■ **EXERCISE AIM**
Each line that contains "loop" needs to be copied from the listing.

━━━ SUPPLIED RECORDS ━━━

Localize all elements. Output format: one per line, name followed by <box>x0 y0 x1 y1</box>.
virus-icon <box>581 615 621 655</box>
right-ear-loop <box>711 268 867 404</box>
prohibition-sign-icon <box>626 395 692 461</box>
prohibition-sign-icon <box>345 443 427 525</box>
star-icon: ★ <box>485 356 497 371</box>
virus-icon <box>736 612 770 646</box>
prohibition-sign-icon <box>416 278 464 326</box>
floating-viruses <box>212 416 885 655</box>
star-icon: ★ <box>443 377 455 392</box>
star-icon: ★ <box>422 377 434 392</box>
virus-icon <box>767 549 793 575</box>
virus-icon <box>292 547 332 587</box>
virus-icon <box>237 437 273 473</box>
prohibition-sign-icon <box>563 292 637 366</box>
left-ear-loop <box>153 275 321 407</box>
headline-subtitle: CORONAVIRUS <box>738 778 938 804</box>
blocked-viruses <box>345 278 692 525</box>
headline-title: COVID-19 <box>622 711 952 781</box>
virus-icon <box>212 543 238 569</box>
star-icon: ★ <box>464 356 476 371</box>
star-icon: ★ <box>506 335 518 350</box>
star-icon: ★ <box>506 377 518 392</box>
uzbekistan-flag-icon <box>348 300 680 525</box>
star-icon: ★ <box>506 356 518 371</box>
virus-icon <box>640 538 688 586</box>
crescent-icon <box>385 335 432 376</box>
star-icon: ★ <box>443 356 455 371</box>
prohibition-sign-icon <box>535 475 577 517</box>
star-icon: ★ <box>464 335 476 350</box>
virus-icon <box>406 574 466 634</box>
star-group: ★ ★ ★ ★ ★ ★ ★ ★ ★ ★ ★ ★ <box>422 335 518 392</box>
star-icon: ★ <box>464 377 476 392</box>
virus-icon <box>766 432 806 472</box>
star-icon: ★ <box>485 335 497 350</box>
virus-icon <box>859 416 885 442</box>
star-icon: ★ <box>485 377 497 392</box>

━━━

■ **ANSWER BOX**
right-ear-loop <box>711 268 867 404</box>
left-ear-loop <box>153 275 321 407</box>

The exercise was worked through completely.